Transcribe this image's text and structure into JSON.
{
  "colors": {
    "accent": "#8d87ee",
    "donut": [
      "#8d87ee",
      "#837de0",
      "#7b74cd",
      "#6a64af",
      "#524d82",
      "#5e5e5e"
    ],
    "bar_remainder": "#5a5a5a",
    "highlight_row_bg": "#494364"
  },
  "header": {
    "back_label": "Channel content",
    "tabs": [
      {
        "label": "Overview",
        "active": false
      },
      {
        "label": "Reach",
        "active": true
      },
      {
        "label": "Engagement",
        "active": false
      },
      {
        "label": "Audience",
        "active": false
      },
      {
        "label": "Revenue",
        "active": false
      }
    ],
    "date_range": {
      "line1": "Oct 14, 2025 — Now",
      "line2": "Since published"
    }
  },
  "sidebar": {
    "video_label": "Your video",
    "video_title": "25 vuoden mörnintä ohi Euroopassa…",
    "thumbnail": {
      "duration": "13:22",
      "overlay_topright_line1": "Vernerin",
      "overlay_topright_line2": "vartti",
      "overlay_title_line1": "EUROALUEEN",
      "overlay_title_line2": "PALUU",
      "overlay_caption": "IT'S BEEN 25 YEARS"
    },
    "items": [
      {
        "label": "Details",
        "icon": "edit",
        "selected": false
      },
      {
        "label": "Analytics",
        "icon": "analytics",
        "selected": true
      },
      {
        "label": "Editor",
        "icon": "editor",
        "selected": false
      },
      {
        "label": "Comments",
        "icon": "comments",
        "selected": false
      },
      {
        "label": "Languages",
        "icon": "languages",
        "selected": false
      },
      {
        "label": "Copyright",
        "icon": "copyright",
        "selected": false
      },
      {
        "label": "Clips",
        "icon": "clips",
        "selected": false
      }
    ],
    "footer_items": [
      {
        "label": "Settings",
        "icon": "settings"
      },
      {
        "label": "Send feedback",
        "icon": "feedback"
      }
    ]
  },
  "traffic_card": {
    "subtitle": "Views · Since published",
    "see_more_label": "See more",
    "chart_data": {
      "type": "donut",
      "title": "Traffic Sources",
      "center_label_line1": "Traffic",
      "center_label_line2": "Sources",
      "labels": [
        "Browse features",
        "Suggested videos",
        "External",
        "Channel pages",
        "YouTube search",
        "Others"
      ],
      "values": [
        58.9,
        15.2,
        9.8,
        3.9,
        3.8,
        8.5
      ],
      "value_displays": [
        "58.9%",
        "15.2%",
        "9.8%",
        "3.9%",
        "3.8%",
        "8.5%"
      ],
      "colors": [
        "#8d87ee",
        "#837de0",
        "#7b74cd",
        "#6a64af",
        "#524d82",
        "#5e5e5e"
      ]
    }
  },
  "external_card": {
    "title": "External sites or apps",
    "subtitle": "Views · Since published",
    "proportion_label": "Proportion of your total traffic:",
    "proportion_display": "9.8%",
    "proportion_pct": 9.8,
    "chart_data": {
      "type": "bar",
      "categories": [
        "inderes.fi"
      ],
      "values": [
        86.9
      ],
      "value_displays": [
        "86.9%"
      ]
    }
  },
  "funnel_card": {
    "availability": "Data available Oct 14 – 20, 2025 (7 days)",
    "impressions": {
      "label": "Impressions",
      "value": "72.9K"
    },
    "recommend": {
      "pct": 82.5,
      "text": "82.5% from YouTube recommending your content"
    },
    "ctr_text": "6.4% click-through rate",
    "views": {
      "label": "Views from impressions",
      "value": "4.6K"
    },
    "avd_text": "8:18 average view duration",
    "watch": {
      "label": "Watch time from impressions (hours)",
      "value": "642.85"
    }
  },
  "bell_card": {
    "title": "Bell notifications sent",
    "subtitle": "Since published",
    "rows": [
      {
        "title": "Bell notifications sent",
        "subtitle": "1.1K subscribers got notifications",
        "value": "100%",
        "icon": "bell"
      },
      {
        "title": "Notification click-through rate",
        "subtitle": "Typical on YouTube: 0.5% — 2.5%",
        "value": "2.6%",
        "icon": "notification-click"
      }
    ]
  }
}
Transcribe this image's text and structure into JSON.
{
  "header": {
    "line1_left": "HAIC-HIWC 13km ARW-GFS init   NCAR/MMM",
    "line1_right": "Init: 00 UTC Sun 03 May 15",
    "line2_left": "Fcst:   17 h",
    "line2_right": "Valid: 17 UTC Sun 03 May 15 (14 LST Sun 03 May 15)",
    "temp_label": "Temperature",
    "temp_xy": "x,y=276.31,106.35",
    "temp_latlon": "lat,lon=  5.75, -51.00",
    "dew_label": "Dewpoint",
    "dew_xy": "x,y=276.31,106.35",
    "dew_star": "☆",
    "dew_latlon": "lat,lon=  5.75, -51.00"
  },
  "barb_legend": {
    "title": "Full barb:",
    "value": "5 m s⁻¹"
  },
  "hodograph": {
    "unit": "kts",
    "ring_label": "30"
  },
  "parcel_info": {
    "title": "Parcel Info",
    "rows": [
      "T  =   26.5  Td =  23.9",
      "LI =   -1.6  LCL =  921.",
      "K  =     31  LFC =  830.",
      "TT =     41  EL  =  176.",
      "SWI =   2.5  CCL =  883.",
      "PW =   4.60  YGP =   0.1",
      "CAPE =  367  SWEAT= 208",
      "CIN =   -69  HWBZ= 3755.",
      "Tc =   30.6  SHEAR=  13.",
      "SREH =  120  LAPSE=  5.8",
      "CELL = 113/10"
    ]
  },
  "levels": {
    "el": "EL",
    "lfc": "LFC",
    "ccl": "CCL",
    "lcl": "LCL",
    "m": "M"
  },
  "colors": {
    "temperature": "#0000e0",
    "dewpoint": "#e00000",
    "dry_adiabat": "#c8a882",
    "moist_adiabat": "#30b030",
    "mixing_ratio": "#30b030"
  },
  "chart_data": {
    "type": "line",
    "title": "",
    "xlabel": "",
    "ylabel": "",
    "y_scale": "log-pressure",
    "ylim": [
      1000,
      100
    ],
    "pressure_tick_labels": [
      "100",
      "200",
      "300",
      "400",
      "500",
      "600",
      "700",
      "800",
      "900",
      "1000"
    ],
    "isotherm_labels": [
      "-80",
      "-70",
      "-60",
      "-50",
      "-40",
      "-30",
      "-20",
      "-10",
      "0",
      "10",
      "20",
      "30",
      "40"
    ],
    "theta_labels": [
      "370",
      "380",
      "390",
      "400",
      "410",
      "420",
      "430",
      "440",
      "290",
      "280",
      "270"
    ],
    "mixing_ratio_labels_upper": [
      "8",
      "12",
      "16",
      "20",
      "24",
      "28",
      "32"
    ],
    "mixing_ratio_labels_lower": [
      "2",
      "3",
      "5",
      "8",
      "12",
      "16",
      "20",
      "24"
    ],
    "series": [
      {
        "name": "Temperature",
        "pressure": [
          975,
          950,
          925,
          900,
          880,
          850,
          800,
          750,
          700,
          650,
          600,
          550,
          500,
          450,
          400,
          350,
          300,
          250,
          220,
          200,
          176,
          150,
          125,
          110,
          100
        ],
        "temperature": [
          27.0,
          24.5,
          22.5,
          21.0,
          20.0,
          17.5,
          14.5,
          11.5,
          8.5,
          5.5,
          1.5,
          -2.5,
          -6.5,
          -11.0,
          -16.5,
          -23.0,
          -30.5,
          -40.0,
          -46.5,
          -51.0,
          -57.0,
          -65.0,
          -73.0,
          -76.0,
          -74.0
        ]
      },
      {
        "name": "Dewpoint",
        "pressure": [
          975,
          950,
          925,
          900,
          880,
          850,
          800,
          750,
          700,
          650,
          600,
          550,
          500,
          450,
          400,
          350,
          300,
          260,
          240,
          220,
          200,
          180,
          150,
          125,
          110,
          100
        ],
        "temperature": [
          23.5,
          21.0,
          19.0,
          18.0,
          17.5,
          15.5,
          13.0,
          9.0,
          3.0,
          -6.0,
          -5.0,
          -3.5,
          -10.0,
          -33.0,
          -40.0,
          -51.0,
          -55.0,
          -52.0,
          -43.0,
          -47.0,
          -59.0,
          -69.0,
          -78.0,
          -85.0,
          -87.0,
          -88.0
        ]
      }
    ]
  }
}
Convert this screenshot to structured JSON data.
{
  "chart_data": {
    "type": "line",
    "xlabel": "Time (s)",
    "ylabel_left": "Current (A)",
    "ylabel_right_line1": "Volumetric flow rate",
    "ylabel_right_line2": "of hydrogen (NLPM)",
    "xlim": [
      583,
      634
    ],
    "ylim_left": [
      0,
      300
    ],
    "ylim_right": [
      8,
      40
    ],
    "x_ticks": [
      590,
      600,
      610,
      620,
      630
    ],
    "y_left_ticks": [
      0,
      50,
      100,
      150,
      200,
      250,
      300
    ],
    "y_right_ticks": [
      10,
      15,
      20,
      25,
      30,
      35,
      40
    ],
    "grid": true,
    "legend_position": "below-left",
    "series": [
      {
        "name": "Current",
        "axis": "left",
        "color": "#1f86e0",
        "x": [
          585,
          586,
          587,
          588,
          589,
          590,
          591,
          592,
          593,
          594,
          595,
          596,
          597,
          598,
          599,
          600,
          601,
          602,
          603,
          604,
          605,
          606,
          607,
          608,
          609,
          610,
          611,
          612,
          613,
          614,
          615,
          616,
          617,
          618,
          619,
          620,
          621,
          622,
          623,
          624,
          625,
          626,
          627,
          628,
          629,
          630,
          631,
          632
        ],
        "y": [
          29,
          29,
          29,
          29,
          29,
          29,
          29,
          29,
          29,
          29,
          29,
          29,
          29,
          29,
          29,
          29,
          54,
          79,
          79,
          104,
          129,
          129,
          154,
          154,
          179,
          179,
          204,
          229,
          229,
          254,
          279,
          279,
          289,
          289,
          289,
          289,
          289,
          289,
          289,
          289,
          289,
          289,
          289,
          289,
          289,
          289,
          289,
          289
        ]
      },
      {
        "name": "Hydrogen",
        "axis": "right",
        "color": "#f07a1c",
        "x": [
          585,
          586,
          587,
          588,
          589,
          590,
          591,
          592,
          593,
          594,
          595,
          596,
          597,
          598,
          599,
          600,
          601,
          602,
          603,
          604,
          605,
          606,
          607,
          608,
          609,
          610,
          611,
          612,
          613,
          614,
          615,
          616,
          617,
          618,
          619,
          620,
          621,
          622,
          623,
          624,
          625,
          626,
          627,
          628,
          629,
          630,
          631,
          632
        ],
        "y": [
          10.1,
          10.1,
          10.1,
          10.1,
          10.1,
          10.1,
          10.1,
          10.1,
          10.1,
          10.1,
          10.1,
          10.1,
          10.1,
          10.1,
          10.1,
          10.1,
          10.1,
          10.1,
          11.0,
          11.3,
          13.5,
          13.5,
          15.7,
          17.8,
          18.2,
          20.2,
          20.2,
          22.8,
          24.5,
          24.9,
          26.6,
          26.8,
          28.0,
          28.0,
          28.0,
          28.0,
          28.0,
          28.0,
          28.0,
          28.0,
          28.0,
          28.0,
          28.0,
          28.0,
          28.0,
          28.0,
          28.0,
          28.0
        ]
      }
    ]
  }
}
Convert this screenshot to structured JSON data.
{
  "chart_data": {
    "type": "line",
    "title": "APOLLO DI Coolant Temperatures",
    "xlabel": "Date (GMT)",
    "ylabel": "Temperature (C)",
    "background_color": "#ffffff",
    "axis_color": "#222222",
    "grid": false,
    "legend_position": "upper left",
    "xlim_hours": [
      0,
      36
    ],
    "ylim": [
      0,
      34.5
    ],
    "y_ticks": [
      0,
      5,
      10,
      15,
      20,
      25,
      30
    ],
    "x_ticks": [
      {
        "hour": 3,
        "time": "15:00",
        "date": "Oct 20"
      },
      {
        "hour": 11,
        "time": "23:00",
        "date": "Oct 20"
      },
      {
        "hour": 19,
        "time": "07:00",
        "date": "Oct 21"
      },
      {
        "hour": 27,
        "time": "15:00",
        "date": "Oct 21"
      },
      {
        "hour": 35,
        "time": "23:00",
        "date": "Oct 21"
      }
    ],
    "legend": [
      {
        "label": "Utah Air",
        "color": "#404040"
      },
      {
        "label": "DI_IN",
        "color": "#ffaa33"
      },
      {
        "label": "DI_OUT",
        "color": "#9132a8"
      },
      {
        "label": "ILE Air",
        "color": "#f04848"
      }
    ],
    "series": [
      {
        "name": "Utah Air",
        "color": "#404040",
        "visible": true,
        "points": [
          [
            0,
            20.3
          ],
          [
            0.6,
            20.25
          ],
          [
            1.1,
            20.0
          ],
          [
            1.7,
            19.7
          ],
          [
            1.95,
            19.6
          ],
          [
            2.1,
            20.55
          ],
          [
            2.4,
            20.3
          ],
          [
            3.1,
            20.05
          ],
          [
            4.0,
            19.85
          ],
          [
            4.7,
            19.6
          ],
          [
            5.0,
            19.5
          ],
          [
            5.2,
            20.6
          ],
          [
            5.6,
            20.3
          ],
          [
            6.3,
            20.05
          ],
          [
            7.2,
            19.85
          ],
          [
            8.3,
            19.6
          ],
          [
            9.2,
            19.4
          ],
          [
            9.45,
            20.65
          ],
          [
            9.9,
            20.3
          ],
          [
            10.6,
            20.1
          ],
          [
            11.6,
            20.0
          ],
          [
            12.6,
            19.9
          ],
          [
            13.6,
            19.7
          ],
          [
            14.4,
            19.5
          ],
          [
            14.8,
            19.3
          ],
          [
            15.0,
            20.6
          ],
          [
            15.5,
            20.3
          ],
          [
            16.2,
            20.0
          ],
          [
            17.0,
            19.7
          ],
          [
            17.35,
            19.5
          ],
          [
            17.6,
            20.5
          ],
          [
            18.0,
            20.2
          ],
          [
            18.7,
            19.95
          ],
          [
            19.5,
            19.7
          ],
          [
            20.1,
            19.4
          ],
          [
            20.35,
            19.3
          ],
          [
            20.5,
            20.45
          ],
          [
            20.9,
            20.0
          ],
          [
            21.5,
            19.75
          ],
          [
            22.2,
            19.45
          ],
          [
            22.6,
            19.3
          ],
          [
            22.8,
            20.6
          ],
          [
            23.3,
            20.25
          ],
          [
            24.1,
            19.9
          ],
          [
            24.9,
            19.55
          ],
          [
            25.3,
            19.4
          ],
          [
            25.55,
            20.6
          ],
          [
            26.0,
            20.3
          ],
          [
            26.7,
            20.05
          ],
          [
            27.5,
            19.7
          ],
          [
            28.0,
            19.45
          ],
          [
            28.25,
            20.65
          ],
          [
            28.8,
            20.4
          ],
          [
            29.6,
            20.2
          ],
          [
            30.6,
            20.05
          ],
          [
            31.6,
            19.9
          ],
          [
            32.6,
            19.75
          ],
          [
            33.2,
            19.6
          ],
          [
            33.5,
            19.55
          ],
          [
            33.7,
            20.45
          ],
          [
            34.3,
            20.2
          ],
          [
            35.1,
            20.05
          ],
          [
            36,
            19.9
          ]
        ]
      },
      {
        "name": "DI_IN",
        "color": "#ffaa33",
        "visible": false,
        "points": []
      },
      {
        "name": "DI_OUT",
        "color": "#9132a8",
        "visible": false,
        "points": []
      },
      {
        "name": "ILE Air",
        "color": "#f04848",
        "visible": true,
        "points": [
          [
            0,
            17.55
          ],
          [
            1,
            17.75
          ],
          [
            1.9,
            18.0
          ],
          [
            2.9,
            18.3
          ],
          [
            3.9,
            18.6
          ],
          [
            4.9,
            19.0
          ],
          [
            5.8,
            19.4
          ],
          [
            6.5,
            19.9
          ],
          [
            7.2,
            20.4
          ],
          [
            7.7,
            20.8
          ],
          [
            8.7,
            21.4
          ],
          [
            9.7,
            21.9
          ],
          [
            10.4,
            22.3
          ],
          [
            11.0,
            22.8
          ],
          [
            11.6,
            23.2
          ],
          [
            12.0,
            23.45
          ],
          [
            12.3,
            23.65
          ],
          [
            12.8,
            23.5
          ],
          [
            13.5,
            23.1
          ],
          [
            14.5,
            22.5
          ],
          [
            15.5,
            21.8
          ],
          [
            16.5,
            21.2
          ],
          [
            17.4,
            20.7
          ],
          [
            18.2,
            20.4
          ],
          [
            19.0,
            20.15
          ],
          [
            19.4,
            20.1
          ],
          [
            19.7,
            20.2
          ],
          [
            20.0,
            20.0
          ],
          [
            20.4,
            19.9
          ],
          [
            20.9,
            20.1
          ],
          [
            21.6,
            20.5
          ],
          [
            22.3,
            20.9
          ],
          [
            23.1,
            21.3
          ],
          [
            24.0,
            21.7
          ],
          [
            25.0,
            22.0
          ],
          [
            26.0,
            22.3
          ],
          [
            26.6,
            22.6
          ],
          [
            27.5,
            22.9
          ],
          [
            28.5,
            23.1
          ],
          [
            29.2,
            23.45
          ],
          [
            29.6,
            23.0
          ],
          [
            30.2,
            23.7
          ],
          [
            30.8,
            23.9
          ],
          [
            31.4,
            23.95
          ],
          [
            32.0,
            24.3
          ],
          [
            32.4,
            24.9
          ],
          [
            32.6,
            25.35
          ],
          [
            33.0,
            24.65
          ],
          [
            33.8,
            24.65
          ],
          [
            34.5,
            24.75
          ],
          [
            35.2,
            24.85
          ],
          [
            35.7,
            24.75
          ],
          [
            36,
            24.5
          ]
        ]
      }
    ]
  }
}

What is expected:
Copy out all lines where the word "content" appears.

Solution for this exercise:
    "back_label": "Channel content",
      "text": "82.5% from YouTube recommending your content"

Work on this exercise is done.